** START **

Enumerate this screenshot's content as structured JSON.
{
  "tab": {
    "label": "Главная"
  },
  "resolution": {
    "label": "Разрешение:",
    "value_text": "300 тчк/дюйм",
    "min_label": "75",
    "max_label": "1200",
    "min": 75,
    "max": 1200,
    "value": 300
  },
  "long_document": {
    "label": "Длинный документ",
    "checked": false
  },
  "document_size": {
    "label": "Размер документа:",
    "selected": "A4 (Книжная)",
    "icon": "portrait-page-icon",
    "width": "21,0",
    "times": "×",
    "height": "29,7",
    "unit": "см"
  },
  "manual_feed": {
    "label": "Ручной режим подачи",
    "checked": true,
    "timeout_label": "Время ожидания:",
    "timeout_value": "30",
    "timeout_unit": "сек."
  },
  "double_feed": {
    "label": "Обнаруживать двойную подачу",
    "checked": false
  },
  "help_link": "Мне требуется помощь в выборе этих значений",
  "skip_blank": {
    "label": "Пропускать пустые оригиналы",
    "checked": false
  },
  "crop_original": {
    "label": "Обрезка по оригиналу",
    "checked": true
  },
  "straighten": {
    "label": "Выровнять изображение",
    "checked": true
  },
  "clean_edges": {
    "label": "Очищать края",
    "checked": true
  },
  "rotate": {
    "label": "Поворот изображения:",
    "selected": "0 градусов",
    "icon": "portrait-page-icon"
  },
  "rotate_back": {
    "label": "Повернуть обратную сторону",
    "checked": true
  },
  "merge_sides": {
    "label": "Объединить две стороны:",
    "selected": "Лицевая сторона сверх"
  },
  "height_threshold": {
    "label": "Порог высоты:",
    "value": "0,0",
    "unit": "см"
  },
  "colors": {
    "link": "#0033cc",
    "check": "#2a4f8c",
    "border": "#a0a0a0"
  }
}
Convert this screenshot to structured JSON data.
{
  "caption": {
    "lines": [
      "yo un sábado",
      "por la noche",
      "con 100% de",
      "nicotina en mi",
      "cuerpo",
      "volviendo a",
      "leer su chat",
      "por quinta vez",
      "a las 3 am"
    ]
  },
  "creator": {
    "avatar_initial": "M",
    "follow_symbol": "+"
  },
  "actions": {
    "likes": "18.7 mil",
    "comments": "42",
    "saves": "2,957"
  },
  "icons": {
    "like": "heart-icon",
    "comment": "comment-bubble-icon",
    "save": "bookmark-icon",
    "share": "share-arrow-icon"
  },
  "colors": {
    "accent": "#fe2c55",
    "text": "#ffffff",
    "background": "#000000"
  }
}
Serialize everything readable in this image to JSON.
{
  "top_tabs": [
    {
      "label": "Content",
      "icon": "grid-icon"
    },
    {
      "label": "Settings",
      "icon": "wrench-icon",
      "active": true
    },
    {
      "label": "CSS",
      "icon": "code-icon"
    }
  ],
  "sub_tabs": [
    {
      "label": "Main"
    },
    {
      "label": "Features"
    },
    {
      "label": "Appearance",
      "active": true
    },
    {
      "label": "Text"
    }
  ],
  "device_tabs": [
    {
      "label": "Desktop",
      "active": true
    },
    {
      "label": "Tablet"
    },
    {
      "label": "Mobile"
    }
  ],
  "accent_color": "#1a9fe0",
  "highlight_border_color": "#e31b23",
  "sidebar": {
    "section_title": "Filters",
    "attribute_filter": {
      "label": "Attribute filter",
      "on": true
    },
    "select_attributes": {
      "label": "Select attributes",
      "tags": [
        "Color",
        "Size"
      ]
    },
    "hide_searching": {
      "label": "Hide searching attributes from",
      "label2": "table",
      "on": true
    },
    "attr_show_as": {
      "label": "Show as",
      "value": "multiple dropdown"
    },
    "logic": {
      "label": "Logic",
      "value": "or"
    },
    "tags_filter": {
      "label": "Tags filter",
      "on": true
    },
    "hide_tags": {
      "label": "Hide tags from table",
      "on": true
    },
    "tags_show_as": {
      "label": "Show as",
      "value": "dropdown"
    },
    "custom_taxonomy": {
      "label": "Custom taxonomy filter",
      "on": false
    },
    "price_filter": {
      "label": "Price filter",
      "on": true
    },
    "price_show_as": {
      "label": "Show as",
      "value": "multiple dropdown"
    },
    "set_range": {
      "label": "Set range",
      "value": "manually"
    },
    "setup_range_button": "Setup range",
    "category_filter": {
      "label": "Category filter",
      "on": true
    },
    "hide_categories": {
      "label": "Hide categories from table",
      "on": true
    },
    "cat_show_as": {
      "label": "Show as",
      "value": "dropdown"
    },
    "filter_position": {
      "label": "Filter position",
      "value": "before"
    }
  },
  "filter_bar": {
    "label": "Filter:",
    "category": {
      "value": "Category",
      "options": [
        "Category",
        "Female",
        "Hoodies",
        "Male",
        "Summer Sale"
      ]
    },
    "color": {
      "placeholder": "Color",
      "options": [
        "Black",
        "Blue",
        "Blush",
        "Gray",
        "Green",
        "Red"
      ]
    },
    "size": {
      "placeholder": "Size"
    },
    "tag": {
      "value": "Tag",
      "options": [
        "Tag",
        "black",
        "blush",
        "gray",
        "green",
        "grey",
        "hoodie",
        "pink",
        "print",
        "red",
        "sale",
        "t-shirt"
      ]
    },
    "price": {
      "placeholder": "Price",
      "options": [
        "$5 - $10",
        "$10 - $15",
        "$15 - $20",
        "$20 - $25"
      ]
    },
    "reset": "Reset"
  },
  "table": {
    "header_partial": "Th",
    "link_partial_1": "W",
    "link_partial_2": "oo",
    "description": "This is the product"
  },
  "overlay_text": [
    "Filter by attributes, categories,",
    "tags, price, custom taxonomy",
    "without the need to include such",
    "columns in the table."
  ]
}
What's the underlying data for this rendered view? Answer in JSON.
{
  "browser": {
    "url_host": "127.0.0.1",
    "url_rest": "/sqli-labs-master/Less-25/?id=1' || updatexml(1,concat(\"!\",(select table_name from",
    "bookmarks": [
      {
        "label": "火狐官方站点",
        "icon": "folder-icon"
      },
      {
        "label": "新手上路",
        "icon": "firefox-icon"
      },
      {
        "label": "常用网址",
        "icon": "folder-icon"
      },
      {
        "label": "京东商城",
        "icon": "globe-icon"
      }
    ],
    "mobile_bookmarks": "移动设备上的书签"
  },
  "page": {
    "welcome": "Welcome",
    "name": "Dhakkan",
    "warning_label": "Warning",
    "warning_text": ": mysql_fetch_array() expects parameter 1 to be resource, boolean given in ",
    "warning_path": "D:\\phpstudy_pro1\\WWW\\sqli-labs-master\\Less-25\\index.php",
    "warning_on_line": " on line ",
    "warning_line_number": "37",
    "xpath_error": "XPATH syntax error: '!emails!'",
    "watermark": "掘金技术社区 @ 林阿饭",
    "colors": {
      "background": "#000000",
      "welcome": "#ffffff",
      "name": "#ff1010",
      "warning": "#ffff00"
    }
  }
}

** END **

- Stated exercise
From the listing above, copy every line that holds the string "data".

- Output of the exercise
Convert this screenshot to structured JSON data.
What's the underlying data for this rendered view? Answer in JSON.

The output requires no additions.